*Problem requirements:* Copy out each line of the material below that holds the string "system".

*Material for this exercise:*
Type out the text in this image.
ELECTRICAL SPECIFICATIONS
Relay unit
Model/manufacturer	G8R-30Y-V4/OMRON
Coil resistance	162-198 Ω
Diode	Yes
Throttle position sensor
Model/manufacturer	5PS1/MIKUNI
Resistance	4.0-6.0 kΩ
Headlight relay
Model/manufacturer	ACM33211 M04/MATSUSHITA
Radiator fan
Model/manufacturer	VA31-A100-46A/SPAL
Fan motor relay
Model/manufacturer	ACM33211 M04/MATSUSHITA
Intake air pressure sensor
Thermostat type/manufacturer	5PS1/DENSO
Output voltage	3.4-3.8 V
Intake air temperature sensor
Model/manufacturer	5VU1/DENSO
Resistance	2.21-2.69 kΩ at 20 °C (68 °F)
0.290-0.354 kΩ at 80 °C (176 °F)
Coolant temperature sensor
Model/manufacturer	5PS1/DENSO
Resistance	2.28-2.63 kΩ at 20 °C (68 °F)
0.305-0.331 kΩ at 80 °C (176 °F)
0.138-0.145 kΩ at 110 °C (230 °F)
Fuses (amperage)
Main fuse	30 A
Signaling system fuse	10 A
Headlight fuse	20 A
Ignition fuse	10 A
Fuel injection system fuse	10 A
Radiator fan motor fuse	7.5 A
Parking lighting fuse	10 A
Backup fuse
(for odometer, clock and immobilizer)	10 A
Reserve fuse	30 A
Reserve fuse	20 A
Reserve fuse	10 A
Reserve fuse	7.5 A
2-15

*Written reply:*
Signaling system fuse	10 A
Fuel injection system fuse	10 A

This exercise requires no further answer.